— begin Source records —

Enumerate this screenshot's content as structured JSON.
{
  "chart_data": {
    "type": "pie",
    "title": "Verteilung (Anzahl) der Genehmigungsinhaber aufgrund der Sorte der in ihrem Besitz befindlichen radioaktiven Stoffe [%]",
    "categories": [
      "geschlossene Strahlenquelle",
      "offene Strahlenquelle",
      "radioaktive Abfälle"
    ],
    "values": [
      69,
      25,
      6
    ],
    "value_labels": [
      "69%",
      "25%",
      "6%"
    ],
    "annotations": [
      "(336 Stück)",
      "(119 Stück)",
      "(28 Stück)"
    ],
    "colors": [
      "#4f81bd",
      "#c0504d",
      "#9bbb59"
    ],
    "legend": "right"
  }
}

— end Source records —

## Goal
Output the records verbatim, from the first line to the last.

## Exercise solution
Enumerate this screenshot's content as structured JSON.
{
  "chart_data": {
    "type": "pie",
    "title": "Verteilung (Anzahl) der Genehmigungsinhaber aufgrund der Sorte der in ihrem Besitz befindlichen radioaktiven Stoffe [%]",
    "categories": [
      "geschlossene Strahlenquelle",
      "offene Strahlenquelle",
      "radioaktive Abfälle"
    ],
    "values": [
      69,
      25,
      6
    ],
    "value_labels": [
      "69%",
      "25%",
      "6%"
    ],
    "annotations": [
      "(336 Stück)",
      "(119 Stück)",
      "(28 Stück)"
    ],
    "colors": [
      "#4f81bd",
      "#c0504d",
      "#9bbb59"
    ],
    "legend": "right"
  }
}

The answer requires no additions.